Which lines contain the string "risikoen"? Please list every one of them.

##########

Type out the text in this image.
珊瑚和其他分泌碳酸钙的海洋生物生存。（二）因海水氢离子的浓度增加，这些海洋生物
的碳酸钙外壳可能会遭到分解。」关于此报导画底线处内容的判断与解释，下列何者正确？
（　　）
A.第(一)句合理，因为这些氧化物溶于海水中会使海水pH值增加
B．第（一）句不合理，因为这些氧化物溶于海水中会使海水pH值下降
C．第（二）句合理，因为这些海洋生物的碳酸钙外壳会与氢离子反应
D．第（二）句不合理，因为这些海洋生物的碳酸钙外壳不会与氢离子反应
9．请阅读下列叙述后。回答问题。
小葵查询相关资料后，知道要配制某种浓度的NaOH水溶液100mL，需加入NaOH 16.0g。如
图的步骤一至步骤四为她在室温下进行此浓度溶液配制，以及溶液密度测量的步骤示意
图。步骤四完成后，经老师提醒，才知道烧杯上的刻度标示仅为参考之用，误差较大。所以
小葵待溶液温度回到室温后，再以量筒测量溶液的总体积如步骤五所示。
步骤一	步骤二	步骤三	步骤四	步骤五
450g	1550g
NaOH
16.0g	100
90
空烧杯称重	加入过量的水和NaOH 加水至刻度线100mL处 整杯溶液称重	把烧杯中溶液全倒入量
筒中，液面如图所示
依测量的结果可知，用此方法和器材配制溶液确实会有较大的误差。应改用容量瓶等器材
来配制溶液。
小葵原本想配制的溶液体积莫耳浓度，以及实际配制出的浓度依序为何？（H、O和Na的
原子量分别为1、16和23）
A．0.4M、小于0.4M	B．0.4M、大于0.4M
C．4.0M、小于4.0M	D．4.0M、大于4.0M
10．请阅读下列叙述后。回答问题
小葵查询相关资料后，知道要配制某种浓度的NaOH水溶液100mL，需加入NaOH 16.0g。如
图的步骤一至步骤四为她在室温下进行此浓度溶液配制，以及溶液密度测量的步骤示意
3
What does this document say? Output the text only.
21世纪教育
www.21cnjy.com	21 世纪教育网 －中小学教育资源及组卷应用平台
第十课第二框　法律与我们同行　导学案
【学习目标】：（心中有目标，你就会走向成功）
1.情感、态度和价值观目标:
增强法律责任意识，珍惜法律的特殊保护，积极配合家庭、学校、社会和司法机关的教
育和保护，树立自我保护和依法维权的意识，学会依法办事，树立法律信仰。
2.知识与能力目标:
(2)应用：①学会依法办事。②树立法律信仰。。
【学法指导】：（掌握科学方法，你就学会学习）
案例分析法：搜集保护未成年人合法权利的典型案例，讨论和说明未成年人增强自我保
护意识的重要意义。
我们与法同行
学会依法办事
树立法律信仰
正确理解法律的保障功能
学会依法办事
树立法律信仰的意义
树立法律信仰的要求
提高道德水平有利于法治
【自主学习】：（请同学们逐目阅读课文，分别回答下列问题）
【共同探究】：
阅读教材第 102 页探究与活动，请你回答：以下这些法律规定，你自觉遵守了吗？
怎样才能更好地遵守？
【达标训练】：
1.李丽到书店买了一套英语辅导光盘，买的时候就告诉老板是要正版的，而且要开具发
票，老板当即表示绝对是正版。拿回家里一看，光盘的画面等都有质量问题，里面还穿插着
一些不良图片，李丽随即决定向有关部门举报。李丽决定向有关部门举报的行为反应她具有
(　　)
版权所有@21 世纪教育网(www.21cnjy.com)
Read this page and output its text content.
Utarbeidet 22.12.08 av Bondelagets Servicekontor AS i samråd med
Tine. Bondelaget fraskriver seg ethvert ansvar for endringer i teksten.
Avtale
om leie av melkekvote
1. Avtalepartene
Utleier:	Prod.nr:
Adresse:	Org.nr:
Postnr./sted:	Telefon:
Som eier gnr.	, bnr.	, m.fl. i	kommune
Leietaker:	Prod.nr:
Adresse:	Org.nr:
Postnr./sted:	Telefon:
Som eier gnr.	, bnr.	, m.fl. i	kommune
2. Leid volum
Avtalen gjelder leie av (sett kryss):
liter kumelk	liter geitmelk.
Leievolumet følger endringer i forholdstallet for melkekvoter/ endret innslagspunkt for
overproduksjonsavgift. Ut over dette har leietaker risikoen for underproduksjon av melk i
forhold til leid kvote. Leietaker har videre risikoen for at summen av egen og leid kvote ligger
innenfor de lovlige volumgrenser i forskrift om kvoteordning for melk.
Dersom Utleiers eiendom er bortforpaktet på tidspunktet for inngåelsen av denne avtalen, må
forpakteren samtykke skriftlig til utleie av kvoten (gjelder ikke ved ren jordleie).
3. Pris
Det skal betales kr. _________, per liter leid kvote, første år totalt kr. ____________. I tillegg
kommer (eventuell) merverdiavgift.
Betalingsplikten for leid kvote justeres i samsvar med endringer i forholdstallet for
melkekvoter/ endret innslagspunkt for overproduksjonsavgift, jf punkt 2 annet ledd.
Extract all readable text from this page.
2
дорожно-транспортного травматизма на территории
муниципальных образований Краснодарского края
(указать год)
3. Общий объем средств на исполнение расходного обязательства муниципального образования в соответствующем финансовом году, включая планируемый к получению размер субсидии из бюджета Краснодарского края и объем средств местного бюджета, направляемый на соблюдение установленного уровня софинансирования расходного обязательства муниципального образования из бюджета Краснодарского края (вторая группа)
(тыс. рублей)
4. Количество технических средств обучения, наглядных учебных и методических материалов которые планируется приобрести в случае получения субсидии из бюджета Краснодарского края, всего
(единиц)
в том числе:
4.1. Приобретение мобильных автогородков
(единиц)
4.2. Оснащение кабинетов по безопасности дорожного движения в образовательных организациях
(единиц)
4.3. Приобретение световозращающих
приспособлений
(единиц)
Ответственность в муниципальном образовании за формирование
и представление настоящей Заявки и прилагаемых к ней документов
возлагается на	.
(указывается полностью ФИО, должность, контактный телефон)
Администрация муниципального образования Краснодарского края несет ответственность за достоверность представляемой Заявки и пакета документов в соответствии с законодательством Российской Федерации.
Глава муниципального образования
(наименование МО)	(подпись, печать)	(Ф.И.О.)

##########

Solved exercise ::
overproduksjonsavgift. Ut over dette har leietaker risikoen for underproduksjon av melk i
forhold til leid kvote. Leietaker har videre risikoen for at summen av egen og leid kvote ligger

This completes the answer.